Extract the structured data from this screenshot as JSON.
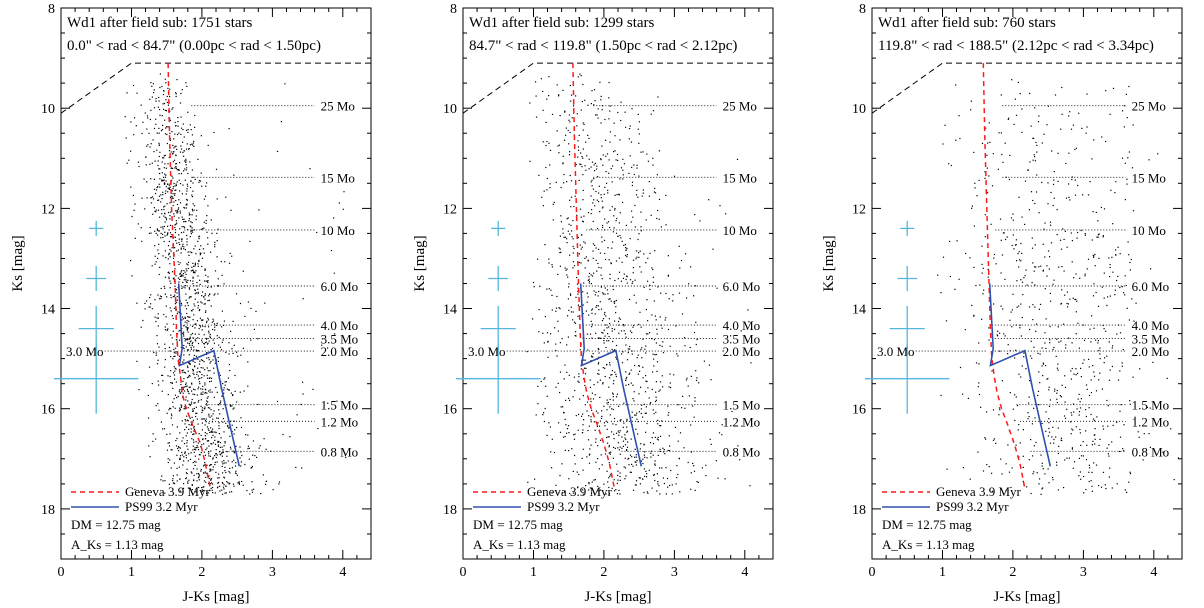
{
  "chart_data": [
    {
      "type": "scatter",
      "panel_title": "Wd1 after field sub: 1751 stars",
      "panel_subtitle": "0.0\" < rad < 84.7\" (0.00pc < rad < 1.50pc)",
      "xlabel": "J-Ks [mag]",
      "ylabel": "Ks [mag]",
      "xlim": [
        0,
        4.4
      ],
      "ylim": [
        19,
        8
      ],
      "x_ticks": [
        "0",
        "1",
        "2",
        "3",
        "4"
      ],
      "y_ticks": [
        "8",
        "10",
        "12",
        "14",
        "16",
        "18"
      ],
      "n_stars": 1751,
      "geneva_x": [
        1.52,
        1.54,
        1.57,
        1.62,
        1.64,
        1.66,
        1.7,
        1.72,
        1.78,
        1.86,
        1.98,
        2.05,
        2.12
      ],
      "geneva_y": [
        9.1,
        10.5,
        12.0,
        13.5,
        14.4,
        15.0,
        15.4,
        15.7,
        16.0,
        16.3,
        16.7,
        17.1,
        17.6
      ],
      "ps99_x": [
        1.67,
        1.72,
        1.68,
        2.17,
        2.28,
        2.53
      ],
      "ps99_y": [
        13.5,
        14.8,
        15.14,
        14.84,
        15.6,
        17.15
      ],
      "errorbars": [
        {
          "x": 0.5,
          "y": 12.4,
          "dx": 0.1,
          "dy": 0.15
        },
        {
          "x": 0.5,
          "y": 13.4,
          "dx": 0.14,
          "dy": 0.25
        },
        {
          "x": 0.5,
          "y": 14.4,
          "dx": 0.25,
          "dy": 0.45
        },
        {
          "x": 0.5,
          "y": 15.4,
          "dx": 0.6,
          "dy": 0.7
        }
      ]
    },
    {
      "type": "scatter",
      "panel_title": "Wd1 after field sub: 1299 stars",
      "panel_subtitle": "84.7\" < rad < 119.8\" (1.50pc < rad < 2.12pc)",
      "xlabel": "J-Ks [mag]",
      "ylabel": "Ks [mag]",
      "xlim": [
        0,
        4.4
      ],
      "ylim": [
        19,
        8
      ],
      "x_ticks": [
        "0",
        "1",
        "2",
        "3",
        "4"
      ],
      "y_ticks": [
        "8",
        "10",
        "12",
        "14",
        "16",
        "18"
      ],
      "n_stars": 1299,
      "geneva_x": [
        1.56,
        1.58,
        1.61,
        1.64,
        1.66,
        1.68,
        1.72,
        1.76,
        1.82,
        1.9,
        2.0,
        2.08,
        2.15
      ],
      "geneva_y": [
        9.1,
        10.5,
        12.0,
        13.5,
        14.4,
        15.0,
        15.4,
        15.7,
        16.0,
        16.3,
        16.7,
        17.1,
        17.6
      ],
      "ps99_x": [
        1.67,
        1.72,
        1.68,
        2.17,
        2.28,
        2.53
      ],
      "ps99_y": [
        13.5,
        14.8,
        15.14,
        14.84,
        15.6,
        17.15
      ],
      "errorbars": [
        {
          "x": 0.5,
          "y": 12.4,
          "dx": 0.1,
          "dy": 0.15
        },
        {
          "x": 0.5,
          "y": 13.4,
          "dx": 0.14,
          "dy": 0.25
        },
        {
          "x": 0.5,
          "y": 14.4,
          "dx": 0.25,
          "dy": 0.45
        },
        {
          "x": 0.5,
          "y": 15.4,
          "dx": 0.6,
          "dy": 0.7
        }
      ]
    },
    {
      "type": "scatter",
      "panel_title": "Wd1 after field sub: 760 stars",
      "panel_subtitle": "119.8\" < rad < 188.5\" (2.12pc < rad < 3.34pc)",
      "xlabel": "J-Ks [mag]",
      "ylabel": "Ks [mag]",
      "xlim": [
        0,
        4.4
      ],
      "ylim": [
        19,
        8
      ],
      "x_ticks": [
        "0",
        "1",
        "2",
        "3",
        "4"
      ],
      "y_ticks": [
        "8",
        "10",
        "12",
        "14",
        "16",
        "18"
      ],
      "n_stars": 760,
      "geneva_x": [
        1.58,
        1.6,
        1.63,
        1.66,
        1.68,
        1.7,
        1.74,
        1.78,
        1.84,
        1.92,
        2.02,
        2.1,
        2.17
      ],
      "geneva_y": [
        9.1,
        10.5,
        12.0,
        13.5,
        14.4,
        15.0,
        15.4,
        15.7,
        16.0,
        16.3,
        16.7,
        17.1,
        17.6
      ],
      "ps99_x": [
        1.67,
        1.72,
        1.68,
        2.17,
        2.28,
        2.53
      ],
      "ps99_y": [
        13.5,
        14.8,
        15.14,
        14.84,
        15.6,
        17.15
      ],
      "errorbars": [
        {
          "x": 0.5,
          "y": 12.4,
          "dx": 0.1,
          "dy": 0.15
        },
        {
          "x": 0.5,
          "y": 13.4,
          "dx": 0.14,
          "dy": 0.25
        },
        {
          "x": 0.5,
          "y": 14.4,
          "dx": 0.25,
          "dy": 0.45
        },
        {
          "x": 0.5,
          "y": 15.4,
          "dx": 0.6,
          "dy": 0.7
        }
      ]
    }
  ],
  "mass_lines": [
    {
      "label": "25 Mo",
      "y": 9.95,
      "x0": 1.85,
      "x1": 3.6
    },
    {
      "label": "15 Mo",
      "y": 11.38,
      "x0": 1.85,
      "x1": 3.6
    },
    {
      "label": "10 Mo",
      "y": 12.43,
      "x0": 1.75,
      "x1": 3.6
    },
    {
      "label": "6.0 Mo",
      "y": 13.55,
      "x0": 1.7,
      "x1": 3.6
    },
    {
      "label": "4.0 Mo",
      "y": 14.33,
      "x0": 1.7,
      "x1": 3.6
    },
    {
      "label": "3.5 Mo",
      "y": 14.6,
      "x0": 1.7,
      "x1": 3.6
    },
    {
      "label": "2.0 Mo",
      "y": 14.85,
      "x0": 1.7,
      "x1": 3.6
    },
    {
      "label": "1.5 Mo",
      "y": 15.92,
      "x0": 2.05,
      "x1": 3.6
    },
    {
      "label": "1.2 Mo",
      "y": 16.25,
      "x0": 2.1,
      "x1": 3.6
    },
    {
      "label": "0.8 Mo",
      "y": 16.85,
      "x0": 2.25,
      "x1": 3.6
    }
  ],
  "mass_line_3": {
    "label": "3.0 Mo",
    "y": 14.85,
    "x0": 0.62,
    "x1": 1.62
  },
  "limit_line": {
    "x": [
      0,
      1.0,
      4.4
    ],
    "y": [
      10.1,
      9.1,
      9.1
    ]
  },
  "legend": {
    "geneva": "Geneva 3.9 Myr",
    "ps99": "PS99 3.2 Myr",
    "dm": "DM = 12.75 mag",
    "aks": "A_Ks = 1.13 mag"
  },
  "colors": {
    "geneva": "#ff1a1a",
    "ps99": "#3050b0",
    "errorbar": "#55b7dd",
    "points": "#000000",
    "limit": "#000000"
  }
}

______

▸ Work to complete
Quote every record above exactly, leaving out the pictures.

▸ Answer below
Extract the structured data from this screenshot as JSON.
{
  "chart_data": [
    {
      "type": "scatter",
      "panel_title": "Wd1 after field sub: 1751 stars",
      "panel_subtitle": "0.0\" < rad < 84.7\" (0.00pc < rad < 1.50pc)",
      "xlabel": "J-Ks [mag]",
      "ylabel": "Ks [mag]",
      "xlim": [
        0,
        4.4
      ],
      "ylim": [
        19,
        8
      ],
      "x_ticks": [
        "0",
        "1",
        "2",
        "3",
        "4"
      ],
      "y_ticks": [
        "8",
        "10",
        "12",
        "14",
        "16",
        "18"
      ],
      "n_stars": 1751,
      "geneva_x": [
        1.52,
        1.54,
        1.57,
        1.62,
        1.64,
        1.66,
        1.7,
        1.72,
        1.78,
        1.86,
        1.98,
        2.05,
        2.12
      ],
      "geneva_y": [
        9.1,
        10.5,
        12.0,
        13.5,
        14.4,
        15.0,
        15.4,
        15.7,
        16.0,
        16.3,
        16.7,
        17.1,
        17.6
      ],
      "ps99_x": [
        1.67,
        1.72,
        1.68,
        2.17,
        2.28,
        2.53
      ],
      "ps99_y": [
        13.5,
        14.8,
        15.14,
        14.84,
        15.6,
        17.15
      ],
      "errorbars": [
        {
          "x": 0.5,
          "y": 12.4,
          "dx": 0.1,
          "dy": 0.15
        },
        {
          "x": 0.5,
          "y": 13.4,
          "dx": 0.14,
          "dy": 0.25
        },
        {
          "x": 0.5,
          "y": 14.4,
          "dx": 0.25,
          "dy": 0.45
        },
        {
          "x": 0.5,
          "y": 15.4,
          "dx": 0.6,
          "dy": 0.7
        }
      ]
    },
    {
      "type": "scatter",
      "panel_title": "Wd1 after field sub: 1299 stars",
      "panel_subtitle": "84.7\" < rad < 119.8\" (1.50pc < rad < 2.12pc)",
      "xlabel": "J-Ks [mag]",
      "ylabel": "Ks [mag]",
      "xlim": [
        0,
        4.4
      ],
      "ylim": [
        19,
        8
      ],
      "x_ticks": [
        "0",
        "1",
        "2",
        "3",
        "4"
      ],
      "y_ticks": [
        "8",
        "10",
        "12",
        "14",
        "16",
        "18"
      ],
      "n_stars": 1299,
      "geneva_x": [
        1.56,
        1.58,
        1.61,
        1.64,
        1.66,
        1.68,
        1.72,
        1.76,
        1.82,
        1.9,
        2.0,
        2.08,
        2.15
      ],
      "geneva_y": [
        9.1,
        10.5,
        12.0,
        13.5,
        14.4,
        15.0,
        15.4,
        15.7,
        16.0,
        16.3,
        16.7,
        17.1,
        17.6
      ],
      "ps99_x": [
        1.67,
        1.72,
        1.68,
        2.17,
        2.28,
        2.53
      ],
      "ps99_y": [
        13.5,
        14.8,
        15.14,
        14.84,
        15.6,
        17.15
      ],
      "errorbars": [
        {
          "x": 0.5,
          "y": 12.4,
          "dx": 0.1,
          "dy": 0.15
        },
        {
          "x": 0.5,
          "y": 13.4,
          "dx": 0.14,
          "dy": 0.25
        },
        {
          "x": 0.5,
          "y": 14.4,
          "dx": 0.25,
          "dy": 0.45
        },
        {
          "x": 0.5,
          "y": 15.4,
          "dx": 0.6,
          "dy": 0.7
        }
      ]
    },
    {
      "type": "scatter",
      "panel_title": "Wd1 after field sub: 760 stars",
      "panel_subtitle": "119.8\" < rad < 188.5\" (2.12pc < rad < 3.34pc)",
      "xlabel": "J-Ks [mag]",
      "ylabel": "Ks [mag]",
      "xlim": [
        0,
        4.4
      ],
      "ylim": [
        19,
        8
      ],
      "x_ticks": [
        "0",
        "1",
        "2",
        "3",
        "4"
      ],
      "y_ticks": [
        "8",
        "10",
        "12",
        "14",
        "16",
        "18"
      ],
      "n_stars": 760,
      "geneva_x": [
        1.58,
        1.6,
        1.63,
        1.66,
        1.68,
        1.7,
        1.74,
        1.78,
        1.84,
        1.92,
        2.02,
        2.1,
        2.17
      ],
      "geneva_y": [
        9.1,
        10.5,
        12.0,
        13.5,
        14.4,
        15.0,
        15.4,
        15.7,
        16.0,
        16.3,
        16.7,
        17.1,
        17.6
      ],
      "ps99_x": [
        1.67,
        1.72,
        1.68,
        2.17,
        2.28,
        2.53
      ],
      "ps99_y": [
        13.5,
        14.8,
        15.14,
        14.84,
        15.6,
        17.15
      ],
      "errorbars": [
        {
          "x": 0.5,
          "y": 12.4,
          "dx": 0.1,
          "dy": 0.15
        },
        {
          "x": 0.5,
          "y": 13.4,
          "dx": 0.14,
          "dy": 0.25
        },
        {
          "x": 0.5,
          "y": 14.4,
          "dx": 0.25,
          "dy": 0.45
        },
        {
          "x": 0.5,
          "y": 15.4,
          "dx": 0.6,
          "dy": 0.7
        }
      ]
    }
  ],
  "mass_lines": [
    {
      "label": "25 Mo",
      "y": 9.95,
      "x0": 1.85,
      "x1": 3.6
    },
    {
      "label": "15 Mo",
      "y": 11.38,
      "x0": 1.85,
      "x1": 3.6
    },
    {
      "label": "10 Mo",
      "y": 12.43,
      "x0": 1.75,
      "x1": 3.6
    },
    {
      "label": "6.0 Mo",
      "y": 13.55,
      "x0": 1.7,
      "x1": 3.6
    },
    {
      "label": "4.0 Mo",
      "y": 14.33,
      "x0": 1.7,
      "x1": 3.6
    },
    {
      "label": "3.5 Mo",
      "y": 14.6,
      "x0": 1.7,
      "x1": 3.6
    },
    {
      "label": "2.0 Mo",
      "y": 14.85,
      "x0": 1.7,
      "x1": 3.6
    },
    {
      "label": "1.5 Mo",
      "y": 15.92,
      "x0": 2.05,
      "x1": 3.6
    },
    {
      "label": "1.2 Mo",
      "y": 16.25,
      "x0": 2.1,
      "x1": 3.6
    },
    {
      "label": "0.8 Mo",
      "y": 16.85,
      "x0": 2.25,
      "x1": 3.6
    }
  ],
  "mass_line_3": {
    "label": "3.0 Mo",
    "y": 14.85,
    "x0": 0.62,
    "x1": 1.62
  },
  "limit_line": {
    "x": [
      0,
      1.0,
      4.4
    ],
    "y": [
      10.1,
      9.1,
      9.1
    ]
  },
  "legend": {
    "geneva": "Geneva 3.9 Myr",
    "ps99": "PS99 3.2 Myr",
    "dm": "DM = 12.75 mag",
    "aks": "A_Ks = 1.13 mag"
  },
  "colors": {
    "geneva": "#ff1a1a",
    "ps99": "#3050b0",
    "errorbar": "#55b7dd",
    "points": "#000000",
    "limit": "#000000"
  }
}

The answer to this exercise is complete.